:: Page extract ::

Primary elections shall be held regionally in even-numbered years on the first Wednesday of March, April, May, and June. In the first election after the ratification of this Constitution the order shall be East, South, Central, and West. Every four years the region that went first shall become last as the other regions move forward one month.
The Senators shall be elected proportionally. The primary election shall determine the list of candidates with the most votes within each party. In the general election citizens shall vote for the party of their choice, and twenty-five seats in each region shall be apportioned with each party getting one seat for each four percent of the vote. An official census of the population of each state shall be taken in years ending in zero. The United States Supreme Court shall determine if any states need to be moved from one region to another because of changes in population. Any change shall take effect at the next primary election for Senators.
Representatives shall be elected by district with instant runoff voting using first, second, and third choices in both the primary and general elections. As candidates with the least number of votes are eliminated, the second (and if necessary the third) choices of those voters shall take effect until one candidate has more votes than all the remaining candidates.
Each house shall be the judge of the elections, returns and qualifications of its own members, and a majority of each shall constitute a quorum to do business; but a smaller number may adjourn from day to day and may be authorized to compel the attendance of absent members in such manner and under such penalties as each house may provide.
Each house may determine the rules of its proceedings, discipline its members for disorderly behavior and with the concurrence of two thirds expel a member for a felony conviction or a serious ethical violation.
Each house shall keep a journal of its proceedings and from time to time publish the same; the yeas and nays of the members of either house on any question shall at the desire of one fifth of those present be entered in the journal.
Neither house during the session of Congress shall without the consent of the other adjourn for more than three days nor to any other place than that in which the two houses shall be sitting.
The Senators and Representatives shall receive compensation for their services to be ascertained by law and paid out of the Treasury of the United States. They shall in all cases, except treason, felony and breach of the peace, be privileged from arrest during their attendance at the session of their respective houses and in going to and returning from the same.
No Senator or Representative shall during the time for which he or she was elected be appointed to any civil office under the authority of the United States, which shall have been created or the emoluments whereof shall have been increased during such time; no person holding any office under the United States shall be a member of either house during his or her continuance in office.
All bills for raising revenue shall originate in the House of Representatives, but the Senate may propose or concur with amendments as on other bills.
Every bill which shall have passed the House of Representatives and the Senate shall, before it becomes a law, be presented to the President of the United States. If he or she approves, he or she shall sign it; but if not, he or she shall return it with his or her objections to that House in which it shall have originated and which shall enter the objections at large in their journal and proceed to reconsider it. If after such reconsideration two thirds of that house shall agree to pass the bill, it shall be sent together with the objections to the other house by which it shall likewise be reconsidered, and if it is approved by two thirds of that house, it shall become a law. But in all such cases the votes of both houses shall be determined by yeas and nays, and the names of the persons voting for and against the bill shall be entered in the journal of each house respectively. If any bill shall not be returned by the President within ten days (Sundays excepted) after it shall have been presented to him or her, the same shall be a law, in like manner as if he or she had signed it, unless the Congress by their adjournment prevent its return, in which case it shall not be a law.

:::
:: Records provided ::

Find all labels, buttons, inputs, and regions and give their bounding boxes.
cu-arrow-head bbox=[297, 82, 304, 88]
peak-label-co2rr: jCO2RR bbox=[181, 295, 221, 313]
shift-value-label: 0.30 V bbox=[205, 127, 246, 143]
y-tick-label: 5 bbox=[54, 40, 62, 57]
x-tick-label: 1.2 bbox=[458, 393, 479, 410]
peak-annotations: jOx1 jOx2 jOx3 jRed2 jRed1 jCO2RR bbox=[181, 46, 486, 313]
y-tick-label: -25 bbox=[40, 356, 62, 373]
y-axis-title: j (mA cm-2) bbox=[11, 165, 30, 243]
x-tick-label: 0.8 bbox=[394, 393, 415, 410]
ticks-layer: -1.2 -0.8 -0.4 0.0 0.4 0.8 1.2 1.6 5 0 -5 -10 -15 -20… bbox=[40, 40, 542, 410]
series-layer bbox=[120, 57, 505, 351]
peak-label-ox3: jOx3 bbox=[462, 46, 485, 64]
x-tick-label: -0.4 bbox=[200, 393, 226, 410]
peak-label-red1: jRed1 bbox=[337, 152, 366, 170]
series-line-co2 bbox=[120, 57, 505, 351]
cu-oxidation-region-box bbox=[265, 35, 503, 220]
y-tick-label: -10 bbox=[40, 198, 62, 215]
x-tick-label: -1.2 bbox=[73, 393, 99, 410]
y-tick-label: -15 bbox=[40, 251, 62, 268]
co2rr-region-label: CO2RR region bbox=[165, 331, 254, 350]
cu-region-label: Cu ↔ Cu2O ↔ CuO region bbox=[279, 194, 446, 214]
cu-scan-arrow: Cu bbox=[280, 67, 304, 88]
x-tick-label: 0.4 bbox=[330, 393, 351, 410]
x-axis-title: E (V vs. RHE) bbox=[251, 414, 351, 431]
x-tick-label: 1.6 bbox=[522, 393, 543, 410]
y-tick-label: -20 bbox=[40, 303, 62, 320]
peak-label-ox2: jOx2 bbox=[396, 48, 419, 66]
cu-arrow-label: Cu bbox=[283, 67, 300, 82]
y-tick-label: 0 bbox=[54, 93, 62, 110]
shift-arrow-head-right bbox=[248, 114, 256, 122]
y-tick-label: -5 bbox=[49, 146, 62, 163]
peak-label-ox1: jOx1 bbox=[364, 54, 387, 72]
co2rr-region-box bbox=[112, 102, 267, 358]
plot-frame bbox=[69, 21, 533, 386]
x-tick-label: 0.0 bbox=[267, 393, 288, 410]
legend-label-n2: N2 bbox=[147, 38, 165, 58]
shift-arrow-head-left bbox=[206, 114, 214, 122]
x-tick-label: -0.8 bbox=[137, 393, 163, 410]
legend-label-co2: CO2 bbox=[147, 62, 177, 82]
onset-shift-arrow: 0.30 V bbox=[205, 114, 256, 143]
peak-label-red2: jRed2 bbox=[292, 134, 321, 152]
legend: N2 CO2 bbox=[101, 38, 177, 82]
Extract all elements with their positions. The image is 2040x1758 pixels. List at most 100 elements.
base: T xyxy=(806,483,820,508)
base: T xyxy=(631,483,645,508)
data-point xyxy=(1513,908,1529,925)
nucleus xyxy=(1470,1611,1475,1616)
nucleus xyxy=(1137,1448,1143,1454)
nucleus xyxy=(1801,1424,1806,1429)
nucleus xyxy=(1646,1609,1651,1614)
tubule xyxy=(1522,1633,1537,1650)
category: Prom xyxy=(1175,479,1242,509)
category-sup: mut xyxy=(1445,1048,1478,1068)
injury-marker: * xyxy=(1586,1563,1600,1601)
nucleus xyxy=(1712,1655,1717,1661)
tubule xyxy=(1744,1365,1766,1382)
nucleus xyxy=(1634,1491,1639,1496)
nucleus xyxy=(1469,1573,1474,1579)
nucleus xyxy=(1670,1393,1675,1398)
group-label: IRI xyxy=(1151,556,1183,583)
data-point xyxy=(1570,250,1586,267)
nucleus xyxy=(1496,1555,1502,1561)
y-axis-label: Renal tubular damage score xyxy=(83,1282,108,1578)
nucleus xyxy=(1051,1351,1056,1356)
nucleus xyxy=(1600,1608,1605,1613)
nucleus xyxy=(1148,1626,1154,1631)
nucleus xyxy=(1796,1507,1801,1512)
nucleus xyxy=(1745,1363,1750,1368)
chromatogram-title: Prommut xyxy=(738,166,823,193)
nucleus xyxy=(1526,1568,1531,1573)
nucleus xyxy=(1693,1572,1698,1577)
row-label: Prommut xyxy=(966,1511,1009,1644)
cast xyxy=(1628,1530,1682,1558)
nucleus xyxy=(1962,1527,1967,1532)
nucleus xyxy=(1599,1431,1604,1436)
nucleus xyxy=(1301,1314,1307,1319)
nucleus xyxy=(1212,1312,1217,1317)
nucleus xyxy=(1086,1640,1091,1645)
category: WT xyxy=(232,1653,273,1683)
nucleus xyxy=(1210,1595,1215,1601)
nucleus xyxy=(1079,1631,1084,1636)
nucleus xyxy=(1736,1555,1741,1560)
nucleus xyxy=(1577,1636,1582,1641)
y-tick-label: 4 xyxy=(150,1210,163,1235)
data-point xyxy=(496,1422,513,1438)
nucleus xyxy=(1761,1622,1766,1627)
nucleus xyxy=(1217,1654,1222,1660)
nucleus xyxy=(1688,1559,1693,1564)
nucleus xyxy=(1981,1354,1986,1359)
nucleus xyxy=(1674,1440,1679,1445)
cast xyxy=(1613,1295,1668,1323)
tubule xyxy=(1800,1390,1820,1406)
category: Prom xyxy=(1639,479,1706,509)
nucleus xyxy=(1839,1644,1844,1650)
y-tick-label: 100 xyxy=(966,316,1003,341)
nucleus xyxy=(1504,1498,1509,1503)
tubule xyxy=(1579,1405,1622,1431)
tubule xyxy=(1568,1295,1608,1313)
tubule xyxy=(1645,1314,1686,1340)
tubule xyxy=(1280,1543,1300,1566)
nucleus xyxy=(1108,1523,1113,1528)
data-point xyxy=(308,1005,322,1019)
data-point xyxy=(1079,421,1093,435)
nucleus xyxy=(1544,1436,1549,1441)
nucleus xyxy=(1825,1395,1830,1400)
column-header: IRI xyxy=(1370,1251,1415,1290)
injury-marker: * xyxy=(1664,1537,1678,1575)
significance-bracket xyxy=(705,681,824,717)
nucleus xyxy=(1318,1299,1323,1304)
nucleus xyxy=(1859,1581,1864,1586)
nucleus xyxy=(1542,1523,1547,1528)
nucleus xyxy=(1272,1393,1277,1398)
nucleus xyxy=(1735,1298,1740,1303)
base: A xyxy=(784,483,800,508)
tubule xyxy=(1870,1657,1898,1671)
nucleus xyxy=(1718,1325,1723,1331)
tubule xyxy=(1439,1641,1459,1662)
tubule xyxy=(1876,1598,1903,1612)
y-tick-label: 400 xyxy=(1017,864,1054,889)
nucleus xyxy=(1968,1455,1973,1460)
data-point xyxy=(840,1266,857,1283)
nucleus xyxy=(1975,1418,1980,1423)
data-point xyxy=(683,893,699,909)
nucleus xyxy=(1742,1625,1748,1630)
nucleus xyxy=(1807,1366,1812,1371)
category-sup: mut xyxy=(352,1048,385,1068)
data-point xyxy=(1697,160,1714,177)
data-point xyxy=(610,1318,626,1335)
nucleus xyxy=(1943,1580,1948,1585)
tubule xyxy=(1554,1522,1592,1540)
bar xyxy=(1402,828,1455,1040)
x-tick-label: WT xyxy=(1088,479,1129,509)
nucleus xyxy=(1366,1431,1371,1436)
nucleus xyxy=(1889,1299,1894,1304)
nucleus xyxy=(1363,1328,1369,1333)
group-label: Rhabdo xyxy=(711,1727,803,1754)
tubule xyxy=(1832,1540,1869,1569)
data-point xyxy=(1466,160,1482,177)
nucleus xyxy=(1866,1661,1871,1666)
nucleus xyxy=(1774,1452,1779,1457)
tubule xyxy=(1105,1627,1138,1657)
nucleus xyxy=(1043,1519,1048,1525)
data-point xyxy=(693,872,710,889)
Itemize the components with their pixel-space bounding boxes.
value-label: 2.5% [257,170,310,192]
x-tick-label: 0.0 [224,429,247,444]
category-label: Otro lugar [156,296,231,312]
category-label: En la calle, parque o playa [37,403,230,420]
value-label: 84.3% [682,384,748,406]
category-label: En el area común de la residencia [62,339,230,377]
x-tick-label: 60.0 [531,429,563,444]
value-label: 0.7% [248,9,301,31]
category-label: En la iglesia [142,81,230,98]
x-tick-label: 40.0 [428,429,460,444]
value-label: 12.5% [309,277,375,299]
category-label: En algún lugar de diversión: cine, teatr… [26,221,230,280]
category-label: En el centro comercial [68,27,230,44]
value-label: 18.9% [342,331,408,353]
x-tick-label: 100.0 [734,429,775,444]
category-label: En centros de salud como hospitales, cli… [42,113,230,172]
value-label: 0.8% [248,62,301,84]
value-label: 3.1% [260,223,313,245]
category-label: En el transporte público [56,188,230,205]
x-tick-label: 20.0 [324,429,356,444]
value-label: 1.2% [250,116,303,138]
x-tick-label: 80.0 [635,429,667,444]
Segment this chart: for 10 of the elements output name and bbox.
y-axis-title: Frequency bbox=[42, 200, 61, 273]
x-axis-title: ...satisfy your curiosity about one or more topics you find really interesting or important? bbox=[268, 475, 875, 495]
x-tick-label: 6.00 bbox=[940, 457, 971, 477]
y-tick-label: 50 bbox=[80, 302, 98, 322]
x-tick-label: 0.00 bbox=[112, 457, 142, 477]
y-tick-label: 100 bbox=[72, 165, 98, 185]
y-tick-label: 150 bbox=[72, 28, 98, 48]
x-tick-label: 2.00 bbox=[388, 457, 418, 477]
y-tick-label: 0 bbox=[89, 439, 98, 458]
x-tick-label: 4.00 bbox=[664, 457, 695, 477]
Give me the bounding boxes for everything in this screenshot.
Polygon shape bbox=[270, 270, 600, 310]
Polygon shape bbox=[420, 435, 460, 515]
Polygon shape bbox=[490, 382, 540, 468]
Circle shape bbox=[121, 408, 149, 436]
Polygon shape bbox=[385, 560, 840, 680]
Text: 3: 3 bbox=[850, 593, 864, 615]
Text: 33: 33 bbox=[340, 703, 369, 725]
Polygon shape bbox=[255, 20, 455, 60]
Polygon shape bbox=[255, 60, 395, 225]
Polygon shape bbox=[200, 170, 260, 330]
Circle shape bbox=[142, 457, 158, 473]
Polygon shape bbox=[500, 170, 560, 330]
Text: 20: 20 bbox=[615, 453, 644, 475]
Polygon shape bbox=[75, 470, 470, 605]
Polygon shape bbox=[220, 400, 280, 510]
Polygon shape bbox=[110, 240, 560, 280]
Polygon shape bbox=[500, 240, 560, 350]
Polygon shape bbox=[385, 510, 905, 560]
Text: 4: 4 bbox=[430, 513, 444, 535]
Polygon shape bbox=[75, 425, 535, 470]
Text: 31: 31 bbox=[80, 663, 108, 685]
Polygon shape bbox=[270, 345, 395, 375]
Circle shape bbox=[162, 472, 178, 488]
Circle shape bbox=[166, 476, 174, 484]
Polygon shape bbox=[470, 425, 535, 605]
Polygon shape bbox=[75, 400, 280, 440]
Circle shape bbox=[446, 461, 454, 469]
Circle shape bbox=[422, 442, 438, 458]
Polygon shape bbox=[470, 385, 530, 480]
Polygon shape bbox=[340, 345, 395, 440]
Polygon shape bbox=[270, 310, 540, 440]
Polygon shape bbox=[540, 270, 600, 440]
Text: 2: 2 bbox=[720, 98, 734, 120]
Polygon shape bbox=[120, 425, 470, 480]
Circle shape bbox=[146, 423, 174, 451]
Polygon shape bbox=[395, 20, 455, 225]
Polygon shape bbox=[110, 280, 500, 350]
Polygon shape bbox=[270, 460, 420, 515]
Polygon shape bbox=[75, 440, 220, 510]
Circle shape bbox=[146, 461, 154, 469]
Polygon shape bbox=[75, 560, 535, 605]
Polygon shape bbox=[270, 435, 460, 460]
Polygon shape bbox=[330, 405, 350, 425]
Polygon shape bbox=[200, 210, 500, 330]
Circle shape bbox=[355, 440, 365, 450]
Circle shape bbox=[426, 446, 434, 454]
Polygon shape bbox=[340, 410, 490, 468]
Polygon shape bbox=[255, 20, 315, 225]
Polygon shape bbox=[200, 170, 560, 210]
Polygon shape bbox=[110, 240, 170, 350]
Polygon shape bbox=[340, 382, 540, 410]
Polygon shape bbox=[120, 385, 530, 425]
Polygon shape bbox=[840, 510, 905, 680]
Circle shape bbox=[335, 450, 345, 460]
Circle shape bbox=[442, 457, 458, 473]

:::

Aim of the exercise:
In one to three sentences, state why the constitutional text says a state might be moved from one region to another, who decides this, and when the change takes effect.

Exercise result:
A state might be moved to another region because of changes in population, and the United States Supreme Court decides whether a move is needed. Any such change takes effect at the next primary election for Senators.